_Document extract_
______________________________

The Lifshitzes recently had a speaker from Israel who attracted more people to their synagogue than on Rosh Hashana or Yom Kippur. Passover and Purim are more popular, but the biggest Jewish holiday in Boise is Hanukka, when Mendel says “the Jewish side of intermarried families feels competition and wakes up.”
One disadvantage to the Lifshitzes’ efforts to build up a Jewish community in Boise is that when families become more religiously observant, they move to cities with Jewish schools and kosher restaurants. But the rabbi, who was raised in Cincinnati, says there are Jews who would be lost in a city saturated with Jewish life but receive full attention in such a small community.
“In Idaho there are very few Jews, but someone has to be here on the ship to look after the stragglers,” he says in an interview in his synagogue office.
“This is the real work in the trenches. If it weren’t for us, they wouldn’t think about their Judaism or Israel. The people here reignited their Judaism through us. The Talmud teaches us that if you save one neshama [soul], you save the world. Here you see it, and when you see it, you appreciate what it really is.”
Part of leading small Jewish communities is relating to their Jewish brothers and sisters and setting an example for them. To that end, Chavie Bruk goes skiing in a skirt and takes her two toddler daughters Chaya and Zeesy to yoga, ballet, and gymnastics, while her husband Chaim goes hiking and rafting with men from their community.
“I wouldn’t go back to a big city unless I’m forced to,” says Chaim, who was born and raised in Brooklyn’s Crown Heights neighborhood. “When you live in the boondocks, you need to know what you believe, enhance your experience, and – being that everyone is looking at you – you have to live to a higher standard.”

______________________________

_Available data_

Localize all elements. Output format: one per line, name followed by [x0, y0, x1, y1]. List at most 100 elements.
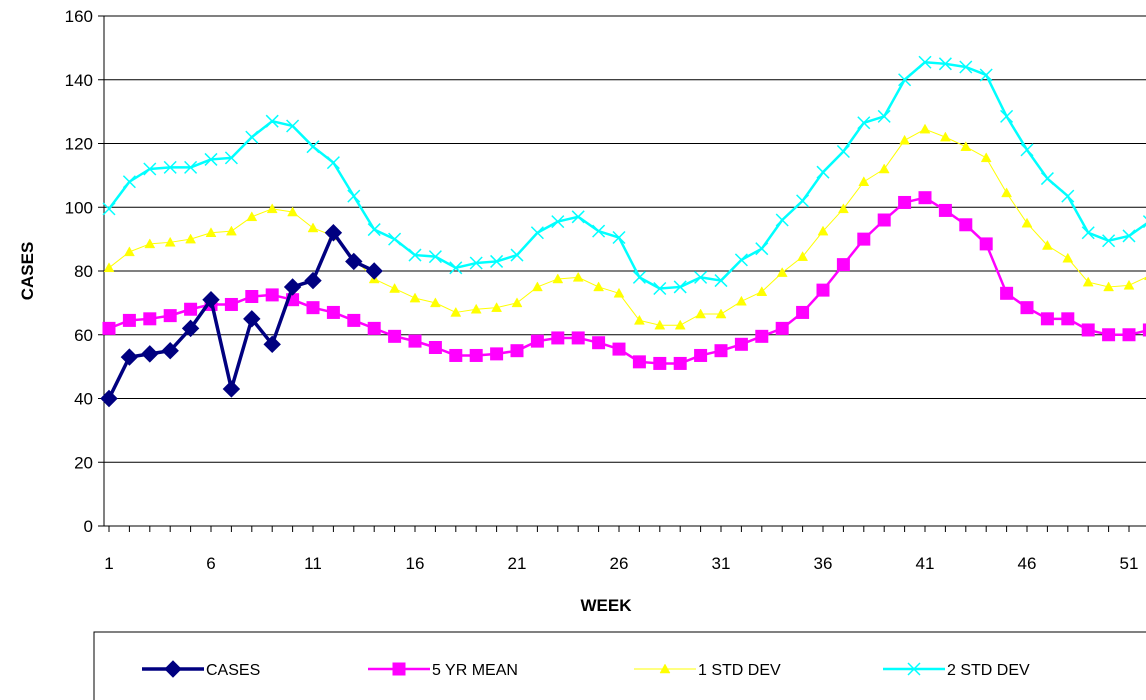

______________________________

_Challenges_
A - Decide whether each statement below agrees with the passage on Jewish life in Idaho. For each one, answer yes or no and quote the words of the passage that decide it.
(i) The biggest Jewish holiday in Boise is Passover.
(ii) The rabbi was raised in Cincinnati.
(iii) Chaim was born and raised in Brooklyn's Crown Heights neighborhood.
B - Answer these questions using the passage on Jewish life in Idaho:
(i) Where do families move when they become more religiously observant?
(ii) What are the names of Chavie Bruk's two toddler daughters?
(iii) What does Chaim do with men from their community?
C - Reproduce the passage on Jewish life in Idaho word for word, from "Part of leading" up to and including "from their community.".

_Answers given_
A -
(i) No: "the biggest Jewish holiday in Boise is Hanukka"
(ii) Yes: "the rabbi, who was raised in Cincinnati"
(iii) Yes: "who was born and raised in Brooklyn’s Crown Heights neighborhood"

B -
(i) To cities with Jewish schools and kosher restaurants
(ii) Chaya and Zeesy
(iii) Hiking and rafting

C -
Part of leading small Jewish communities is relating to their Jewish brothers and sisters and setting an example for them. To that end, Chavie Bruk goes skiing in a skirt and takes her two toddler daughters Chaya and Zeesy to yoga, ballet, and gymnastics, while her husband Chaim goes hiking and rafting with men from their community.